**Problem to work on:** Every line with "JSON" in it should be copied from the data.

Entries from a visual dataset
....................

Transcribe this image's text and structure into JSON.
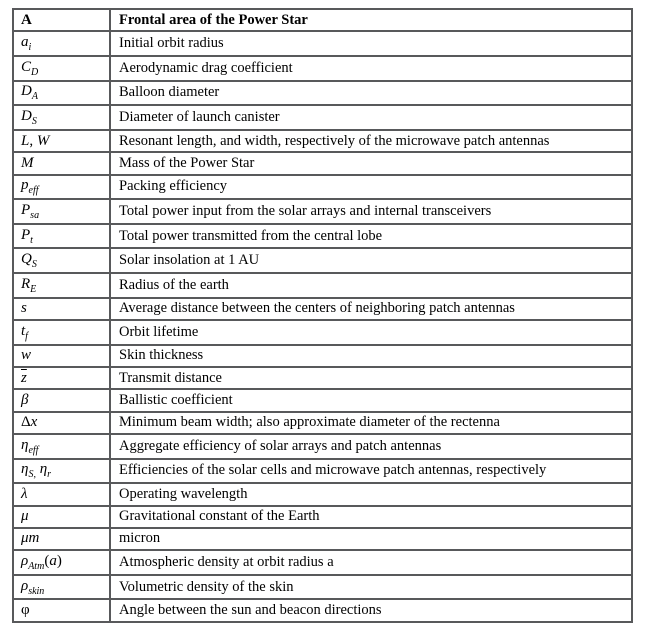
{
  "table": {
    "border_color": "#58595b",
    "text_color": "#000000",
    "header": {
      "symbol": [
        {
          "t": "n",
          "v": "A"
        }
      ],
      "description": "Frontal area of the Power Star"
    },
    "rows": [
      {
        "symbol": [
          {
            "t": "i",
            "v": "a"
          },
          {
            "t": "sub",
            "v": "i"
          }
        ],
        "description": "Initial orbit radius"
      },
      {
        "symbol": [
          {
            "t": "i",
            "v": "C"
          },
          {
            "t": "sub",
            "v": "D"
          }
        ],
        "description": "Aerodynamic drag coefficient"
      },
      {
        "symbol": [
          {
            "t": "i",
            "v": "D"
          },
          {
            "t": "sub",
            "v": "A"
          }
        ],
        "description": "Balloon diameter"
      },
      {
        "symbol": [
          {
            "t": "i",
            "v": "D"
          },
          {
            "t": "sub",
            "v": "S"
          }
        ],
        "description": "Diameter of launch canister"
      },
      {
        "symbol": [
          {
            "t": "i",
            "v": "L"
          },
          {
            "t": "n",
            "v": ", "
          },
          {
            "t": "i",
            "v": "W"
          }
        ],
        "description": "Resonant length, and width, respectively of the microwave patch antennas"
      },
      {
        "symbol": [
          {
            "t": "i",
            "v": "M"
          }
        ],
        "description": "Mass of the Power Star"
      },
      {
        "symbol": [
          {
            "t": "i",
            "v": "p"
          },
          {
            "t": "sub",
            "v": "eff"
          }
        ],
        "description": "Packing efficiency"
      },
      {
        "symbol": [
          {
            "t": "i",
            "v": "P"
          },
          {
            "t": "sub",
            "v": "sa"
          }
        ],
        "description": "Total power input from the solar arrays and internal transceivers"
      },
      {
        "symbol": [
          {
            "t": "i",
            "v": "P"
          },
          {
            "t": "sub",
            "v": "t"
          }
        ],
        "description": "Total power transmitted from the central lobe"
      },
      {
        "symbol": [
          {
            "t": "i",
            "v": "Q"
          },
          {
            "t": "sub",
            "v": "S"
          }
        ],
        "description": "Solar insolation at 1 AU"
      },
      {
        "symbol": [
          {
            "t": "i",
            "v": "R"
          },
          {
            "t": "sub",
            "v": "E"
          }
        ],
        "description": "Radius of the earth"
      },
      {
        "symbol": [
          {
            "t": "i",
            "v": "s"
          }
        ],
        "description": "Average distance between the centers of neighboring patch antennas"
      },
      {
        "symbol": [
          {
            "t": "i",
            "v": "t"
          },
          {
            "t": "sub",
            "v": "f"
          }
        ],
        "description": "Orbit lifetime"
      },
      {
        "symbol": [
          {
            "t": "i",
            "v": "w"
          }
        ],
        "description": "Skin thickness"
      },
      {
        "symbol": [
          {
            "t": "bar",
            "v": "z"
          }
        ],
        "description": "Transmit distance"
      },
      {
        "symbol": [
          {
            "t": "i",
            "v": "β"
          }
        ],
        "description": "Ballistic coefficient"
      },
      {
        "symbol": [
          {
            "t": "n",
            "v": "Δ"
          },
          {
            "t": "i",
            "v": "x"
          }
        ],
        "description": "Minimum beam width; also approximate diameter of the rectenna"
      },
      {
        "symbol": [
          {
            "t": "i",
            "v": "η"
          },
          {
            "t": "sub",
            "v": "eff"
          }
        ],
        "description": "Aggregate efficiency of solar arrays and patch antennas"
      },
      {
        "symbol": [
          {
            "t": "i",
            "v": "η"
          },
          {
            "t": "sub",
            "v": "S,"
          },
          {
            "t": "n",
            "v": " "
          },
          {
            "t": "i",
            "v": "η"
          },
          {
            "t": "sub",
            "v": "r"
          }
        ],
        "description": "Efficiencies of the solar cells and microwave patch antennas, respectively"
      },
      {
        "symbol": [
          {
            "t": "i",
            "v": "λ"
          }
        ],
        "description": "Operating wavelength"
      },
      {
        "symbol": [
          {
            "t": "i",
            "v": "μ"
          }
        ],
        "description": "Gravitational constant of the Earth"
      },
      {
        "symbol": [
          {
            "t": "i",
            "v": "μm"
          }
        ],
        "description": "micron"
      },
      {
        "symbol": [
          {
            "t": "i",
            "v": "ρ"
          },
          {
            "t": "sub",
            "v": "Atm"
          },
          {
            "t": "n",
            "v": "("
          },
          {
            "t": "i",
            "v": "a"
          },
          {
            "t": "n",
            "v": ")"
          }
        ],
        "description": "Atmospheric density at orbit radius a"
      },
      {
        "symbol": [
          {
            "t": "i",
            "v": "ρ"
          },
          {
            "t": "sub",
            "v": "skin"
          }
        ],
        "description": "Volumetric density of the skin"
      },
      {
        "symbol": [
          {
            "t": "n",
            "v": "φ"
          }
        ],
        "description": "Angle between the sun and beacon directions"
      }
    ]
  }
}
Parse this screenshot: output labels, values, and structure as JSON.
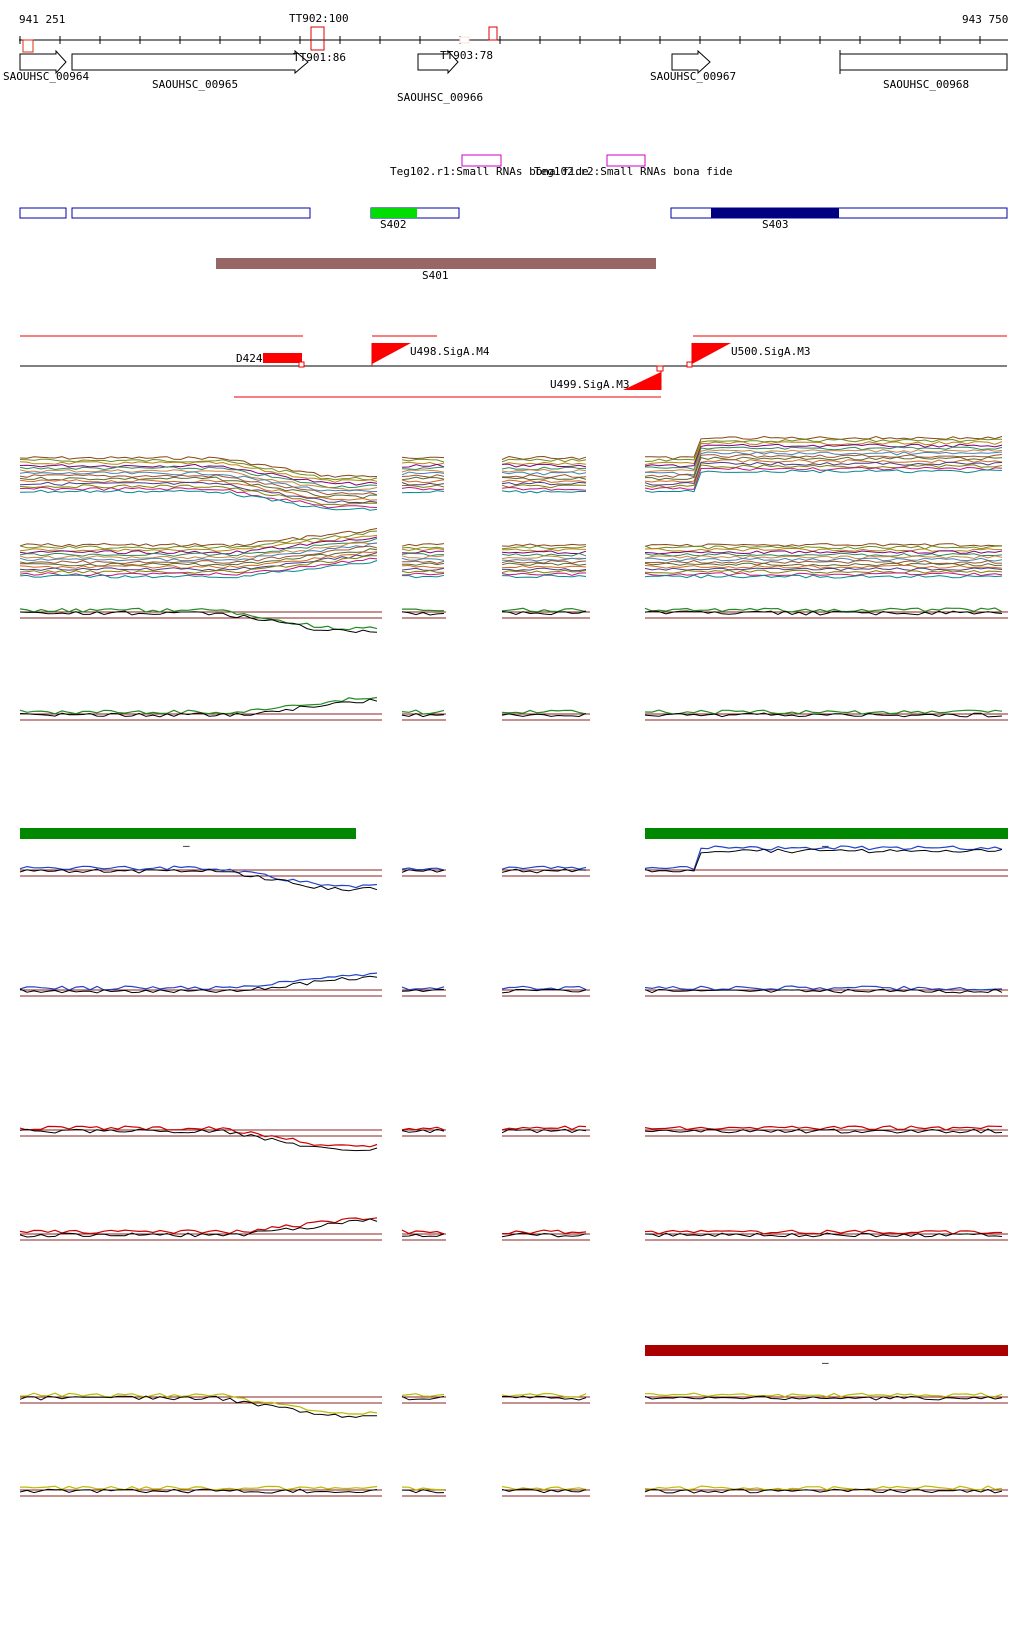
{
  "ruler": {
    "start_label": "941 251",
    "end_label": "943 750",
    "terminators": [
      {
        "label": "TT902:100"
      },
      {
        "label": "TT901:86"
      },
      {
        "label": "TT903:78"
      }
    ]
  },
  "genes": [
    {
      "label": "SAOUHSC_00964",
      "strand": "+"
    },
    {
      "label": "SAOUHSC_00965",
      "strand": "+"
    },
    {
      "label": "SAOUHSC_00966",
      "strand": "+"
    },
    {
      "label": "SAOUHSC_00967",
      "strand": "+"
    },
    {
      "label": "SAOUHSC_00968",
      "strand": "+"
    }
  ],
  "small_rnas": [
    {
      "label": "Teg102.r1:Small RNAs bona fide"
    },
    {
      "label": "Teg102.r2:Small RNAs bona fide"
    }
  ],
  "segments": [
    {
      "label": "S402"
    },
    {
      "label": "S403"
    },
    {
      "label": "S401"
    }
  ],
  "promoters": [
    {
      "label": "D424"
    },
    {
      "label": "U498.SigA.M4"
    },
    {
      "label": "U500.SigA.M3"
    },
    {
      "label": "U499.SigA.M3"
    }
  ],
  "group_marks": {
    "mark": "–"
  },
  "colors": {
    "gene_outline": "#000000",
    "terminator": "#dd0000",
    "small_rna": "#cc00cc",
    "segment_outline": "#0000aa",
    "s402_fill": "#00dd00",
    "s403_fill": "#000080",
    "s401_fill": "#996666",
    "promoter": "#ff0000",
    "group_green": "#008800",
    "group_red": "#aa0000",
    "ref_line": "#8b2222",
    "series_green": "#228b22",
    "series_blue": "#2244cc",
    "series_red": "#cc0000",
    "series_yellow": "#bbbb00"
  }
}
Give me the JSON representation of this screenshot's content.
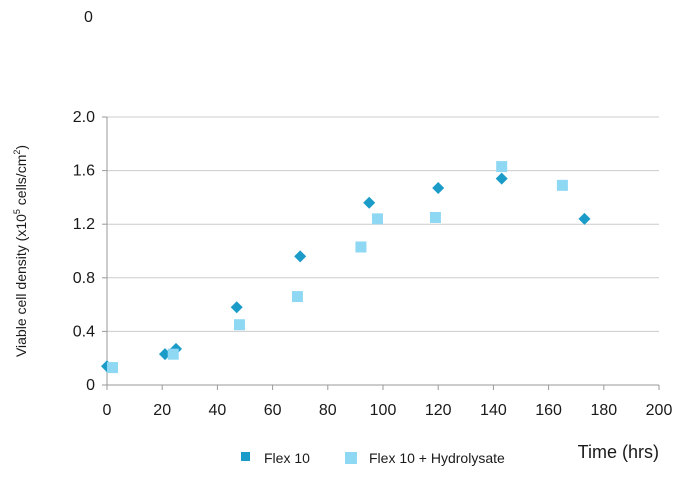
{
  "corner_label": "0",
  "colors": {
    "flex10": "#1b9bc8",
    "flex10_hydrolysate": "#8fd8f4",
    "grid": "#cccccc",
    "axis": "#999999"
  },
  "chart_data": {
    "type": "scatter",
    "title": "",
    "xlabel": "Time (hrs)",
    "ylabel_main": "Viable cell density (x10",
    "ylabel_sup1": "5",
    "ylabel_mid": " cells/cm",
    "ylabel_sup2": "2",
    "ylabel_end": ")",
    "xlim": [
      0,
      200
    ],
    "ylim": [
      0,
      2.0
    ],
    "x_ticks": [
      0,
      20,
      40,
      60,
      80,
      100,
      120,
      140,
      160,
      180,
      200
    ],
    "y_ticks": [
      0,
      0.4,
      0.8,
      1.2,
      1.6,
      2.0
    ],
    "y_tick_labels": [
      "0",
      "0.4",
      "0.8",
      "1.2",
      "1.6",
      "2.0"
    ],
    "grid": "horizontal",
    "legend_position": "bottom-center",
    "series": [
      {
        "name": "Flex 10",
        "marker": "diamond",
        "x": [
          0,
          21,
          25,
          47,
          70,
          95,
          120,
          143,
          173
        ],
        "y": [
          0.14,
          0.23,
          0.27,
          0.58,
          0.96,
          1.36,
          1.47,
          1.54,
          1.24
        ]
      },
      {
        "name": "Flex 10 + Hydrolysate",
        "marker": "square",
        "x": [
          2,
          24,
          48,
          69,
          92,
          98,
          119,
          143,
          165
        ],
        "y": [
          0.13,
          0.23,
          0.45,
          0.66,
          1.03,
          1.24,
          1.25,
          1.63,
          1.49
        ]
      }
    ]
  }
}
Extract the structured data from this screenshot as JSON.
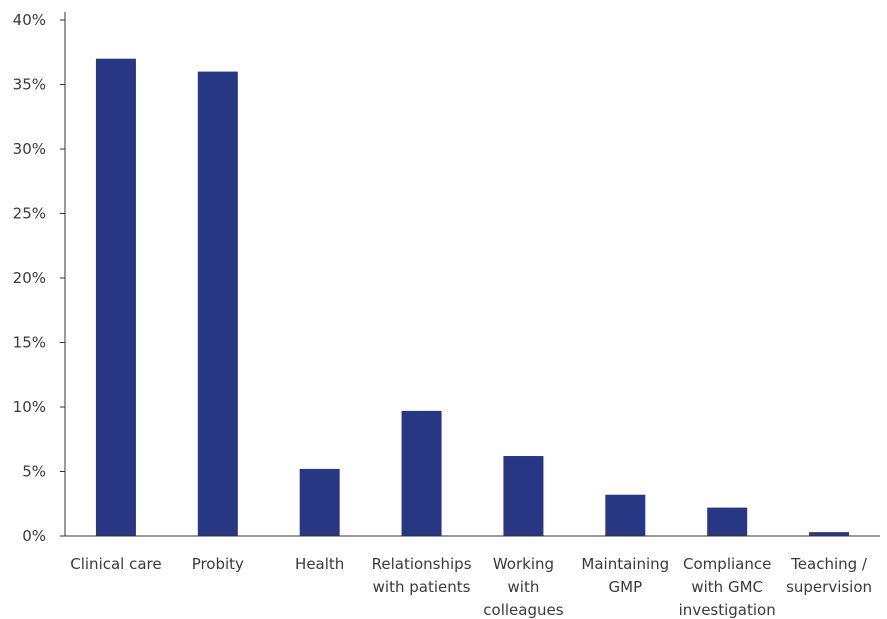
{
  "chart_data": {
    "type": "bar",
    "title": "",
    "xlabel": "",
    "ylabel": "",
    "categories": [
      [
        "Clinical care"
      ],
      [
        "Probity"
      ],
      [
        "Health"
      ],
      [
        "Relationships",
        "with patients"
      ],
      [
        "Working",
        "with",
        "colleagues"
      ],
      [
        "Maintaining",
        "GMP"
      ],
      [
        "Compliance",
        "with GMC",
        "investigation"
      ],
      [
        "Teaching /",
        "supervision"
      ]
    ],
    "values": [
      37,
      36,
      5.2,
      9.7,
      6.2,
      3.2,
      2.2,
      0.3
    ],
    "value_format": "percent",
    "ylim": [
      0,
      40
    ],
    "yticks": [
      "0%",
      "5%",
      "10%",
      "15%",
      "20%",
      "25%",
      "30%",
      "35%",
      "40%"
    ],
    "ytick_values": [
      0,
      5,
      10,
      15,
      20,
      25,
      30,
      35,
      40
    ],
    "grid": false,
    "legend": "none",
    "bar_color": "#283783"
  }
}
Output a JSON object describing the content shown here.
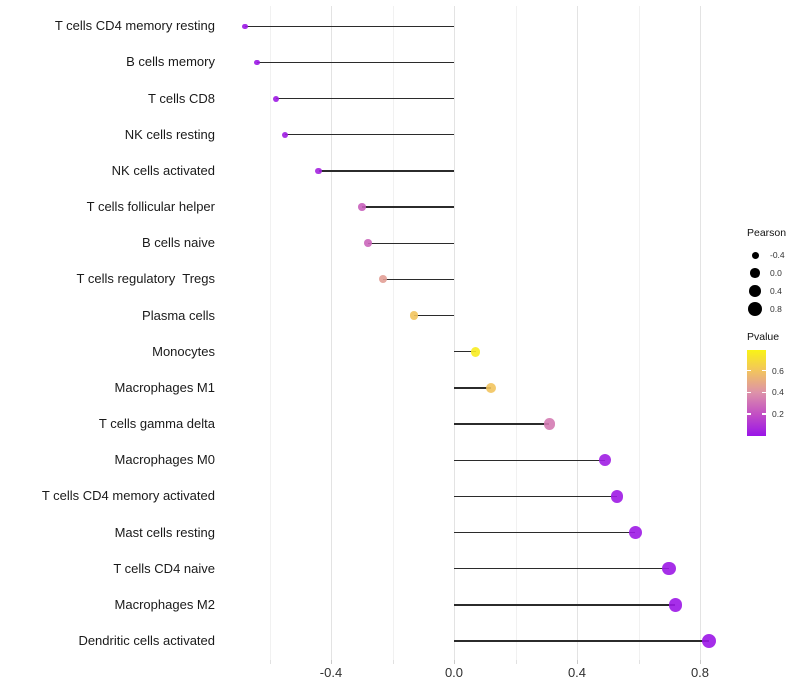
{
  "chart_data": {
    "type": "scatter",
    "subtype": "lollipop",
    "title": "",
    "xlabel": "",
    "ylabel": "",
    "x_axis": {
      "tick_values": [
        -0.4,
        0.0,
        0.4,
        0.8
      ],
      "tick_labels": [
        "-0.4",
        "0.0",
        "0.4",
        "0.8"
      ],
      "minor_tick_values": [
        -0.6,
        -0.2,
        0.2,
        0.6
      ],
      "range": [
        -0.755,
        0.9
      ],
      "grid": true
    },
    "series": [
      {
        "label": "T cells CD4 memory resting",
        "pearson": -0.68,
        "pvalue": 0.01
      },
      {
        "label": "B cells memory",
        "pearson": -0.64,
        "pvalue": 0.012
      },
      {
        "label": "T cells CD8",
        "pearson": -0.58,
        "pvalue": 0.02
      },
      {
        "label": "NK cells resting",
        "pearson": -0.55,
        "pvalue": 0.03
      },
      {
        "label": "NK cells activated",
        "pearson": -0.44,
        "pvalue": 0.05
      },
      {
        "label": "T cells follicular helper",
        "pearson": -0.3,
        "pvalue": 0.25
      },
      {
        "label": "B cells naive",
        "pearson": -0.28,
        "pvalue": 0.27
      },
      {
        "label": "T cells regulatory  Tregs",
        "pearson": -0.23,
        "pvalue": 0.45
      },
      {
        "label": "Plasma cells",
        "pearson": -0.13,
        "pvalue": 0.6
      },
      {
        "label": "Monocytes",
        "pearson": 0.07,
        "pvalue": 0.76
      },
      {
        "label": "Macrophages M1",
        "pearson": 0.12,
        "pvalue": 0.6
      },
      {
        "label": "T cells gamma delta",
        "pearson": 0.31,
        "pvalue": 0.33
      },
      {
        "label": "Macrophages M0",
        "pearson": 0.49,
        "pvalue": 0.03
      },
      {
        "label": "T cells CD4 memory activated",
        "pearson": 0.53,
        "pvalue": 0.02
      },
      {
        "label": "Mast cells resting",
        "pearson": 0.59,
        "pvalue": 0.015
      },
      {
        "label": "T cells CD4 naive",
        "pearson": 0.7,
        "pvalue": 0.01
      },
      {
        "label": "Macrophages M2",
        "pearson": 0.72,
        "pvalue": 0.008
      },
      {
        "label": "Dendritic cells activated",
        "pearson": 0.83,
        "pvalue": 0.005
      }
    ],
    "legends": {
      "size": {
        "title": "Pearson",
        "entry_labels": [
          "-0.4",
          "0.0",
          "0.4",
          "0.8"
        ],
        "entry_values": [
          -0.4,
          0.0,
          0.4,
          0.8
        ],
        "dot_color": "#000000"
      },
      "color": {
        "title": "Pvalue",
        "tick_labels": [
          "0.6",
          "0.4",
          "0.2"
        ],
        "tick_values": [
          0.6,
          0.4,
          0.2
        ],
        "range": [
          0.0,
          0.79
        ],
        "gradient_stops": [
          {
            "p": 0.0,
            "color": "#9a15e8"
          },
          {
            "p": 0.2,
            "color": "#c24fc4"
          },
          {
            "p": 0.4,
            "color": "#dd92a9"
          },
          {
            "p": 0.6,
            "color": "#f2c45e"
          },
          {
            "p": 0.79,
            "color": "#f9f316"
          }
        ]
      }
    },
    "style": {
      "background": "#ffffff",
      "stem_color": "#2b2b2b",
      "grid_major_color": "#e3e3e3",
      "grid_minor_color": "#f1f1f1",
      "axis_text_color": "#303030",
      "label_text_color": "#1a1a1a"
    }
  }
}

....................

**Result of this task:**
Transcribe this image's text and structure into JSON.
Parse this screenshot: output labels, values, and structure as JSON.
Give me the JSON representation of this screenshot's content.
Extract the structured data from this screenshot as JSON.
Output a JSON object describing the content shown here.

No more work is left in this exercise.